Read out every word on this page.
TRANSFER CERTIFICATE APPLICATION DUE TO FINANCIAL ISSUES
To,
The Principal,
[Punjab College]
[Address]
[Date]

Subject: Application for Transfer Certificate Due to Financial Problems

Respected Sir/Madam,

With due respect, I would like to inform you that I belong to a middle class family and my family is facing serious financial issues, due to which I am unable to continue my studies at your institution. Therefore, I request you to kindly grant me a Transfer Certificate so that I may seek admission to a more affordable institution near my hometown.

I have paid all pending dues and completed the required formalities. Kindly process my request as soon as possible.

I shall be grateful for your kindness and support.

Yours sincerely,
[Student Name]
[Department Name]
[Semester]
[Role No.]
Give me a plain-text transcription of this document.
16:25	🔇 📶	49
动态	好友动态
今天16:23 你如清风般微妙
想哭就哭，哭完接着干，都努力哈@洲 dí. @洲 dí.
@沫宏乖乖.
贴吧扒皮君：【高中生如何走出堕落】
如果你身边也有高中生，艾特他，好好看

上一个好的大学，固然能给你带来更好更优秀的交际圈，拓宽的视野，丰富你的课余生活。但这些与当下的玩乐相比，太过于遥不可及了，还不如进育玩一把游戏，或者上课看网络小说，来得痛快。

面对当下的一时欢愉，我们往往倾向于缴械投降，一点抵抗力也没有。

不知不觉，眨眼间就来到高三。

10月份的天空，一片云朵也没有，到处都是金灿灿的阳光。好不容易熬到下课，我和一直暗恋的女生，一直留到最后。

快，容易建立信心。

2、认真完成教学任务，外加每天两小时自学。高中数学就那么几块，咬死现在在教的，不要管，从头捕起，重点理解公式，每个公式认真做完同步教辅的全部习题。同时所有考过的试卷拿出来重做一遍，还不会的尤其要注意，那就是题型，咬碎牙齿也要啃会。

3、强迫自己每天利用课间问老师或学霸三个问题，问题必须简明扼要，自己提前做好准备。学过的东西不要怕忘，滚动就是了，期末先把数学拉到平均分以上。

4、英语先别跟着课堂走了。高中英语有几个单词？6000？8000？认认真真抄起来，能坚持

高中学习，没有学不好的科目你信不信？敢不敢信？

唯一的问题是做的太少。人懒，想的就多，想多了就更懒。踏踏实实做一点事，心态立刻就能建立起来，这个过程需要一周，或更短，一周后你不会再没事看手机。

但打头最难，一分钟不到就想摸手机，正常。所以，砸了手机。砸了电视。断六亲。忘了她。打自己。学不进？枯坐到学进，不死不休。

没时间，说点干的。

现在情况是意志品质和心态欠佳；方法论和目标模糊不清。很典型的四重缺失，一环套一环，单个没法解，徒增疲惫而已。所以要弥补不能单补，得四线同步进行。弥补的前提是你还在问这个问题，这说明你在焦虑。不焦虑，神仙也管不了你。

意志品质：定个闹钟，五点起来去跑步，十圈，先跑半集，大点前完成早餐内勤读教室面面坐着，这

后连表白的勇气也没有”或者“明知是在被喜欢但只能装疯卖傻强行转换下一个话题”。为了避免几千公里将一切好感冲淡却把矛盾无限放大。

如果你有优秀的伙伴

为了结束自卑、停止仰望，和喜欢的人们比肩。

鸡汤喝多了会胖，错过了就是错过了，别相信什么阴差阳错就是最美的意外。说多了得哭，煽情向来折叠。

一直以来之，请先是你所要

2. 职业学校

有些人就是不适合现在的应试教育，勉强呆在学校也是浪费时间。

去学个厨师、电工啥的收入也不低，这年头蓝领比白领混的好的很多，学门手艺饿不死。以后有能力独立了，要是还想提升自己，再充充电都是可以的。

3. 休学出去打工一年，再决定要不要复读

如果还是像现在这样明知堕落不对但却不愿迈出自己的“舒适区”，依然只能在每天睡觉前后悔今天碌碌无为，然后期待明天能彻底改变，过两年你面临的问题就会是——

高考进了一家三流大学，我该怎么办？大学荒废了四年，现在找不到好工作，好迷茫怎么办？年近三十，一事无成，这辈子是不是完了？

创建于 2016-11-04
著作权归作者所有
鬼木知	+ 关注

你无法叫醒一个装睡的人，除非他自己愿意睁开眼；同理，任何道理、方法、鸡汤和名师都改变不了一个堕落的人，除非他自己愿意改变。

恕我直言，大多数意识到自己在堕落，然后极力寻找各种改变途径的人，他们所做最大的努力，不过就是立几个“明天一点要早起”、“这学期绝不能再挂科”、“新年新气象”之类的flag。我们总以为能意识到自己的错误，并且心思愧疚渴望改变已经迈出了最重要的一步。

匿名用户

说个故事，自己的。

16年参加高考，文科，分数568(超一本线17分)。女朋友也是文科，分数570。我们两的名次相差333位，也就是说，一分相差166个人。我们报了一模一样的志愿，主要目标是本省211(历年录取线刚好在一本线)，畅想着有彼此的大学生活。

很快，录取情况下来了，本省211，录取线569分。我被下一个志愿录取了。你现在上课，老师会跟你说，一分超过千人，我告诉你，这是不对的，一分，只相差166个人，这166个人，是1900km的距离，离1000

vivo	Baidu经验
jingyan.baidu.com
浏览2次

-=-=-=-=-

> **WRITTEN REQUEST**: Copy in full each line that holds the word "this".

> **FINAL RESULT**:
Read out every word on this page.
Give me a plain-text transcription of this document.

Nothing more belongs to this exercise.